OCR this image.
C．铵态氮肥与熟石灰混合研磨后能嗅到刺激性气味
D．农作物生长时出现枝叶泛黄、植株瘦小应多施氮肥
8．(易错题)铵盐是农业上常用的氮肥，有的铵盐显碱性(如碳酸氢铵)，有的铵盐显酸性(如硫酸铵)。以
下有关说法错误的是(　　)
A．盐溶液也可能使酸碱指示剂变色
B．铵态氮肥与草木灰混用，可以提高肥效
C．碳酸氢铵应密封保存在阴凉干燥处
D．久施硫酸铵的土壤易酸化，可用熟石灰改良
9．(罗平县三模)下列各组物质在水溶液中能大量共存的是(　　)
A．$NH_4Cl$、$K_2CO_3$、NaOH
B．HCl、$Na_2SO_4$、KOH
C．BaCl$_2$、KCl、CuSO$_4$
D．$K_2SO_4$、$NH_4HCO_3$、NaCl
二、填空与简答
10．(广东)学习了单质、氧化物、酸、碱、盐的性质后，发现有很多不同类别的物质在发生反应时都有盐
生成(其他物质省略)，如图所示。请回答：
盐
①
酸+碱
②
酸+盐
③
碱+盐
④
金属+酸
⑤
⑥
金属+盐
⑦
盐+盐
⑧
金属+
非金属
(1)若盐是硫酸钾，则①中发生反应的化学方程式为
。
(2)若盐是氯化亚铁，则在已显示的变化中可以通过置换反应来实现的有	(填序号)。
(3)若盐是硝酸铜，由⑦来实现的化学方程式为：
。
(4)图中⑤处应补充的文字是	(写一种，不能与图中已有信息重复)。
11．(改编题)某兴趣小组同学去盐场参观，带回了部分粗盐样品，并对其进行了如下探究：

[Exercise aim] Output each record exactly, leaving nothing out.

[Exercise response]
OCR this image.
C．铵态氮肥与熟石灰混合研磨后能嗅到刺激性气味
D．农作物生长时出现枝叶泛黄、植株瘦小应多施氮肥
8．(易错题)铵盐是农业上常用的氮肥，有的铵盐显碱性(如碳酸氢铵)，有的铵盐显酸性(如硫酸铵)。以
下有关说法错误的是(　　)
A．盐溶液也可能使酸碱指示剂变色
B．铵态氮肥与草木灰混用，可以提高肥效
C．碳酸氢铵应密封保存在阴凉干燥处
D．久施硫酸铵的土壤易酸化，可用熟石灰改良
9．(罗平县三模)下列各组物质在水溶液中能大量共存的是(　　)
A．$NH_4Cl$、$K_2CO_3$、NaOH
B．HCl、$Na_2SO_4$、KOH
C．BaCl$_2$、KCl、CuSO$_4$
D．$K_2SO_4$、$NH_4HCO_3$、NaCl
二、填空与简答
10．(广东)学习了单质、氧化物、酸、碱、盐的性质后，发现有很多不同类别的物质在发生反应时都有盐
生成(其他物质省略)，如图所示。请回答：
盐
①
酸+碱
②
酸+盐
③
碱+盐
④
金属+酸
⑤
⑥
金属+盐
⑦
盐+盐
⑧
金属+
非金属
(1)若盐是硫酸钾，则①中发生反应的化学方程式为
。
(2)若盐是氯化亚铁，则在已显示的变化中可以通过置换反应来实现的有	(填序号)。
(3)若盐是硝酸铜，由⑦来实现的化学方程式为：
。
(4)图中⑤处应补充的文字是	(写一种，不能与图中已有信息重复)。
11．(改编题)某兴趣小组同学去盐场参观，带回了部分粗盐样品，并对其进行了如下探究：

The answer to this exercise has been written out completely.